# What to do:
Extract each line containing the string "tháng".

# Data listing:

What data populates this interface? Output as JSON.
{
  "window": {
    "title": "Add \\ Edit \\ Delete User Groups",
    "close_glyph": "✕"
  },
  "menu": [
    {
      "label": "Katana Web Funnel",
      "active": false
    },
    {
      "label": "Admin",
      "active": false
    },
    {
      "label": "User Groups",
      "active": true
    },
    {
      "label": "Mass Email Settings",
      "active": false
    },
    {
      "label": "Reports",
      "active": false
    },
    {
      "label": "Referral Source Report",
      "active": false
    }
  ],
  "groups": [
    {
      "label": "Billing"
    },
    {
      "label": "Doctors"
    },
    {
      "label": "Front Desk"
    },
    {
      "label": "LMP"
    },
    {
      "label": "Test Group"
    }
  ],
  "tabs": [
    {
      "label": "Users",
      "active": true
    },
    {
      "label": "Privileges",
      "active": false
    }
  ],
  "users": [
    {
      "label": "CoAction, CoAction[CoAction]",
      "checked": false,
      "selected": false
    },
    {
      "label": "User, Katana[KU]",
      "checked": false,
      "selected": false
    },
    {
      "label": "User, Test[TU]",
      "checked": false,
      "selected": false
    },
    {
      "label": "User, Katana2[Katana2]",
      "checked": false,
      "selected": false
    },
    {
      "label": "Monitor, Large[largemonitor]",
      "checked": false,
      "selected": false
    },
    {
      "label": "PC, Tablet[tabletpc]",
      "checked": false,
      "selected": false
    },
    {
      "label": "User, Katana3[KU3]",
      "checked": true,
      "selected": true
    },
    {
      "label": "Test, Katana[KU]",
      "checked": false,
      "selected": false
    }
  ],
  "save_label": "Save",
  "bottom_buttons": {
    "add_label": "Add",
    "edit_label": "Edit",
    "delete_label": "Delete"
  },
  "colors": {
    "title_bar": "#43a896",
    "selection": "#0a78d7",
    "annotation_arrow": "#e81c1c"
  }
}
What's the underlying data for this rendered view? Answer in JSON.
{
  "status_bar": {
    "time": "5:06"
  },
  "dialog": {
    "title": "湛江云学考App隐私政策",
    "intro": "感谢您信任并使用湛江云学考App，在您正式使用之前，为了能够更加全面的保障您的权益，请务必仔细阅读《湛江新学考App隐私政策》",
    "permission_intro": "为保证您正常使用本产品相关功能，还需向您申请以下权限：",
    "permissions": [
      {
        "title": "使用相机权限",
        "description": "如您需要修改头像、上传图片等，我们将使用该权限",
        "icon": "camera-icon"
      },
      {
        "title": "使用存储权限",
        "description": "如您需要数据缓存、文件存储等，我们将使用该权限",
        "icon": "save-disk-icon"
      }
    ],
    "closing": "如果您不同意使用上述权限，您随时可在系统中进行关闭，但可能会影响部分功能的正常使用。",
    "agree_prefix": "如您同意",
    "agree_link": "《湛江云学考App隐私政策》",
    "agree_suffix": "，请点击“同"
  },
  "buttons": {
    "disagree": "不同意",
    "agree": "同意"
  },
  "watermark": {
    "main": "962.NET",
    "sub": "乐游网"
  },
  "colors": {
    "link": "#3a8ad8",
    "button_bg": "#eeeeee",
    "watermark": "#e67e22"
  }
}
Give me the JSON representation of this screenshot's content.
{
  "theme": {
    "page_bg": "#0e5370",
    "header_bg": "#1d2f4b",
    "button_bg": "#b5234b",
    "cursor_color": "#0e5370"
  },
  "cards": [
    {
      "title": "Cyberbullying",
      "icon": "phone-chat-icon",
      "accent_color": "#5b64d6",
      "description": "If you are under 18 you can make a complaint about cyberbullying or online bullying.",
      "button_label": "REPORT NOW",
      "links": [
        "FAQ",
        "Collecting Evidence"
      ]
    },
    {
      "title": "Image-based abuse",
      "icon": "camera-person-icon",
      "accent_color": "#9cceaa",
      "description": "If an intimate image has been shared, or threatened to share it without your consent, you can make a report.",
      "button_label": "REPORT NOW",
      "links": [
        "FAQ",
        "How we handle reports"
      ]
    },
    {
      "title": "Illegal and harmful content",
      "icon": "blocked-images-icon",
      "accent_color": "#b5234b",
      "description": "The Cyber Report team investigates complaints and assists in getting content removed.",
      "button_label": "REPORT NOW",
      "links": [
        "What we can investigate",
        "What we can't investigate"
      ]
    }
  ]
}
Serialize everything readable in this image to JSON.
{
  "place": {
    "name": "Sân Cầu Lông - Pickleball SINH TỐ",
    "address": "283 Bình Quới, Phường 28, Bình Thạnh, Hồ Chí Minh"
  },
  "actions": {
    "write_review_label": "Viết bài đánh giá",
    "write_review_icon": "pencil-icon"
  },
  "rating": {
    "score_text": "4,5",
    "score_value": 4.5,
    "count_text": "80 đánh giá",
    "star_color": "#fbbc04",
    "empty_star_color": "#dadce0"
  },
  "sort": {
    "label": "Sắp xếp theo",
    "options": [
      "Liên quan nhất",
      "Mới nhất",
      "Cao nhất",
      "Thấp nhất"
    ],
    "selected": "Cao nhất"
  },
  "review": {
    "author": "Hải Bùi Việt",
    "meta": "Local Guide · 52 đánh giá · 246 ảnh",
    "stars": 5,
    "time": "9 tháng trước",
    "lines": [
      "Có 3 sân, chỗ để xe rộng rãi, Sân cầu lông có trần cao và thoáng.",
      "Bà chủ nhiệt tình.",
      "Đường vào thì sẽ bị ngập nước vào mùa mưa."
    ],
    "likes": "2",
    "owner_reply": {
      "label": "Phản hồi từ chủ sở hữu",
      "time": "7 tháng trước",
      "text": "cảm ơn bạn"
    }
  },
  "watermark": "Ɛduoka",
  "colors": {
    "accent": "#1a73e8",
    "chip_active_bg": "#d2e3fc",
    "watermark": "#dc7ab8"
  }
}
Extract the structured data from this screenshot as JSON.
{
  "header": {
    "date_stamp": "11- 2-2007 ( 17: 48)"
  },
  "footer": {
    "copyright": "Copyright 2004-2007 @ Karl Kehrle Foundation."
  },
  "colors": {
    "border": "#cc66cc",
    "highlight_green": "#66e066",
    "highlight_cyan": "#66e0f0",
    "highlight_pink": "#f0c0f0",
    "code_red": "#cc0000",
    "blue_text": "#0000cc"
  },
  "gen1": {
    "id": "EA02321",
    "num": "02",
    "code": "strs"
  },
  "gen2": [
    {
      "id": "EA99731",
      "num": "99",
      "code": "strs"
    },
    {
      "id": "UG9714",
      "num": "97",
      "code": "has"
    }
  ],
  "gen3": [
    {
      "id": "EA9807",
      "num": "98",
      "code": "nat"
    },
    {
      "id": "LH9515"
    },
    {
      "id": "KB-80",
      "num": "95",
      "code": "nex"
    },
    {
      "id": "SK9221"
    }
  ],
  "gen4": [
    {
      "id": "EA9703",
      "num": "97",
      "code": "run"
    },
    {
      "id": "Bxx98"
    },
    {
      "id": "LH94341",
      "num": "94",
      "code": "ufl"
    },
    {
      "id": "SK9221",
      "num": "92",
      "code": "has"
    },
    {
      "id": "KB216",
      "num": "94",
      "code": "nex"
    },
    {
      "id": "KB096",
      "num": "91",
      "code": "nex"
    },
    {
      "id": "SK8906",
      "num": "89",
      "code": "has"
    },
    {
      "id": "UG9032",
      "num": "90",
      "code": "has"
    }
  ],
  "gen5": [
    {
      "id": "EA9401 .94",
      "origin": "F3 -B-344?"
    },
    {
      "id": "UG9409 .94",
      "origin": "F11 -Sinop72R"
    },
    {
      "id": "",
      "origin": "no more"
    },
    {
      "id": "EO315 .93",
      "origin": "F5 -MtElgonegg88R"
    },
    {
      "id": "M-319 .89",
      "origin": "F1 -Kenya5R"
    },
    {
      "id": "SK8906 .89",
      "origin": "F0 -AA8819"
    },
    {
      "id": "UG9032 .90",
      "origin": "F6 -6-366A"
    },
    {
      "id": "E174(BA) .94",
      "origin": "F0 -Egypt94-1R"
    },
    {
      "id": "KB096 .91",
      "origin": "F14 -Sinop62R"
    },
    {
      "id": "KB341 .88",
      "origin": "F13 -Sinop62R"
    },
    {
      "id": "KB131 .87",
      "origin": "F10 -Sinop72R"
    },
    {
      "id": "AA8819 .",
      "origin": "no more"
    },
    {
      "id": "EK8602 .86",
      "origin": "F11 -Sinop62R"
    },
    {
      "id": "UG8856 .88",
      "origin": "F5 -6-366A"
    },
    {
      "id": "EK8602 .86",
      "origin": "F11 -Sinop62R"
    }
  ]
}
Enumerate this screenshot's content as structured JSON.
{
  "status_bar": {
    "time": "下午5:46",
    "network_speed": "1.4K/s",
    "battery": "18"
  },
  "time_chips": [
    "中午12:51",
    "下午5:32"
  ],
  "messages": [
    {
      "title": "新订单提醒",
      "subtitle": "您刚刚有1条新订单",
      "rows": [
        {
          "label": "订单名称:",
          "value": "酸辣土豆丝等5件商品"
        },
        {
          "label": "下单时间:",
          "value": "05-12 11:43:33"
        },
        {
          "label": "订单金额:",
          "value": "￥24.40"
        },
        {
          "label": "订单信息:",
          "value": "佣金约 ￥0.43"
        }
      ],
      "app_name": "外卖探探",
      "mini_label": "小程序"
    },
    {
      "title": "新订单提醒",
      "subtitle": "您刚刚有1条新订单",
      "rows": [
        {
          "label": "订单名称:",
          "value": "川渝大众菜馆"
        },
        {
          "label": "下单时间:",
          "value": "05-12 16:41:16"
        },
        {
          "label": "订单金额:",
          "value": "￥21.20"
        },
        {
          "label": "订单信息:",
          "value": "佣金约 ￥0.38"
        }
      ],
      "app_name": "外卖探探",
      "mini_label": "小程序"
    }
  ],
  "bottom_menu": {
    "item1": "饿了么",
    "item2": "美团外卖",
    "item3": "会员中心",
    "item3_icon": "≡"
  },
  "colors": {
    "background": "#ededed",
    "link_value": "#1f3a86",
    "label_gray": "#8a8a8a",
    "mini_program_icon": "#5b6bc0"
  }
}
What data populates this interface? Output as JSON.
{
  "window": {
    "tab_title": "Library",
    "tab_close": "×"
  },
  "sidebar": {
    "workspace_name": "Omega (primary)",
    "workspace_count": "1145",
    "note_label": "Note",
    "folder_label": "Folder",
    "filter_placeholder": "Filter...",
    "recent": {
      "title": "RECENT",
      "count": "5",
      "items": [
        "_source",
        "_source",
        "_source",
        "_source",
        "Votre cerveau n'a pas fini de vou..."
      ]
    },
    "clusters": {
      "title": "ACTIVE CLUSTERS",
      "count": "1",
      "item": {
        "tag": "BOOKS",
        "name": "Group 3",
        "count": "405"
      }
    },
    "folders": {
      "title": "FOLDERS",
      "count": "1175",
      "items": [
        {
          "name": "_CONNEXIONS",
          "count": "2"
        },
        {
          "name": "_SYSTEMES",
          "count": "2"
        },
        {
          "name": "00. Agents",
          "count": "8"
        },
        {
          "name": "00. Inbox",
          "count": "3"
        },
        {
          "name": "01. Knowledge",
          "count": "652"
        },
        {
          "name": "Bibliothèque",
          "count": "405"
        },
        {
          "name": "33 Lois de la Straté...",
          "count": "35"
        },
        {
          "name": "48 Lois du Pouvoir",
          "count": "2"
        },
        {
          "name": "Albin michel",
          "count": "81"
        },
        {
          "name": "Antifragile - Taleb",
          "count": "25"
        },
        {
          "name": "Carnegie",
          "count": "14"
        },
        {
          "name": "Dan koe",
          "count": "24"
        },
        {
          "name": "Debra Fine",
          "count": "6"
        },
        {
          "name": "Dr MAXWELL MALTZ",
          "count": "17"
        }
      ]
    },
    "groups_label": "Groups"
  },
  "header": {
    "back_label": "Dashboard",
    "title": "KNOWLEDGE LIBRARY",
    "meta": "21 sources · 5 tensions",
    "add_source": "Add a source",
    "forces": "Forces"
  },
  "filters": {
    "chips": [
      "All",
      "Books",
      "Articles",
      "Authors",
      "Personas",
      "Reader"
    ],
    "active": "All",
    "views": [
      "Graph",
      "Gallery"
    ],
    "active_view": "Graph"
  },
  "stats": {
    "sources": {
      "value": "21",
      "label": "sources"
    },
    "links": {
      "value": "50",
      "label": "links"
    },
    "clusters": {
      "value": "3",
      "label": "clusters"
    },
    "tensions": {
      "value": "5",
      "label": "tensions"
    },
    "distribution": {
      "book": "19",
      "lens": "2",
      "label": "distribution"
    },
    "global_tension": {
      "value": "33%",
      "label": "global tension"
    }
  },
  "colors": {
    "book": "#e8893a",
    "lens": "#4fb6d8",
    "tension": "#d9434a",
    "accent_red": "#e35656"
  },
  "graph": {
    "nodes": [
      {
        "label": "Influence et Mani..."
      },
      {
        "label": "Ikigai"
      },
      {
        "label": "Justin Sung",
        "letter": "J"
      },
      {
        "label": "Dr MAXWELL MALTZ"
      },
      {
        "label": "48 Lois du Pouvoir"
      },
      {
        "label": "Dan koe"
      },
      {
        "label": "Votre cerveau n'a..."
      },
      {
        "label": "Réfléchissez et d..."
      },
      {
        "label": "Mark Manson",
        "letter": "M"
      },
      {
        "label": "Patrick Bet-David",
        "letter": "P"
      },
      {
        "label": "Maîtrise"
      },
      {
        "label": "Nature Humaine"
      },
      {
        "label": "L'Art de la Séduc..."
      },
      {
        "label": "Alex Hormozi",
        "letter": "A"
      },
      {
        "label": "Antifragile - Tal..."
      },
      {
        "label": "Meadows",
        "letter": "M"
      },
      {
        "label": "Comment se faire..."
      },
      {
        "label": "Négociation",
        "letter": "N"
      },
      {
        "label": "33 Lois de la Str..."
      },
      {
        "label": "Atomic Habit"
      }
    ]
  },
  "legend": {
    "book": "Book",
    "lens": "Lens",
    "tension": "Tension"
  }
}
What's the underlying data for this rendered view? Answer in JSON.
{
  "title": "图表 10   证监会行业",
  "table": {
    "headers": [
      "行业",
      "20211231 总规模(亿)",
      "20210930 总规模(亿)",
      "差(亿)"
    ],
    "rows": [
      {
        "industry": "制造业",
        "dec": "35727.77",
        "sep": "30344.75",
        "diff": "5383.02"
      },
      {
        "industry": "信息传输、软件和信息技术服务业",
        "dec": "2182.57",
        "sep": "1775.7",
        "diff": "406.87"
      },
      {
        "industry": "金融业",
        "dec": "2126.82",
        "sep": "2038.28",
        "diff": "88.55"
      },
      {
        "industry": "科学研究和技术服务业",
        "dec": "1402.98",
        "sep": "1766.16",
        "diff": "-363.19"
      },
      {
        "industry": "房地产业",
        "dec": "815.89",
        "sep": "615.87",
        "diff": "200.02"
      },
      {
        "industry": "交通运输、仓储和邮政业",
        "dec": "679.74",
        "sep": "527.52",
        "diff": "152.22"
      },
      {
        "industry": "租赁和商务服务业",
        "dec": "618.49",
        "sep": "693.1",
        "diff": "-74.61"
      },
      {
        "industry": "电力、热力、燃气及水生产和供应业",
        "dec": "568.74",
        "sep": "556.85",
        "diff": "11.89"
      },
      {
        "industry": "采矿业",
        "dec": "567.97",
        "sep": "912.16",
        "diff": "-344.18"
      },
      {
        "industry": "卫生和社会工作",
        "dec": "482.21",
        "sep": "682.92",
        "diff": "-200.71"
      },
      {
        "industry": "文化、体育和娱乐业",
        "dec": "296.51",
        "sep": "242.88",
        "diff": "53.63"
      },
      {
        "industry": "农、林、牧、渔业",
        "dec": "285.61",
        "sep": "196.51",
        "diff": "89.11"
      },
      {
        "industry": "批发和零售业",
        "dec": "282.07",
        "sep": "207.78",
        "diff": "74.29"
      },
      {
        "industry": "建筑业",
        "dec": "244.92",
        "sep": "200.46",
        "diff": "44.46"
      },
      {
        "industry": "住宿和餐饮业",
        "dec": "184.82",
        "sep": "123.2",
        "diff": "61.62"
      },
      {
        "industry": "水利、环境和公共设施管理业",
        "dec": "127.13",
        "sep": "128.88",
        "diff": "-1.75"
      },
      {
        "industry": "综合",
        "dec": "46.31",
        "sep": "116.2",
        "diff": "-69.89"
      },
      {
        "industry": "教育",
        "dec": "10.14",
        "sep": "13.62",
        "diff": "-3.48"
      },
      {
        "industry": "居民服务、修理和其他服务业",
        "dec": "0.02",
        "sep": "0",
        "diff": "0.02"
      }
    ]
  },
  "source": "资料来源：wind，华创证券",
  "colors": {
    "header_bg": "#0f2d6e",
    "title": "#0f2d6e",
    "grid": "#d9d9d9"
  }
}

# Task output:
    "time": "9 tháng trước",
      "time": "7 tháng trước",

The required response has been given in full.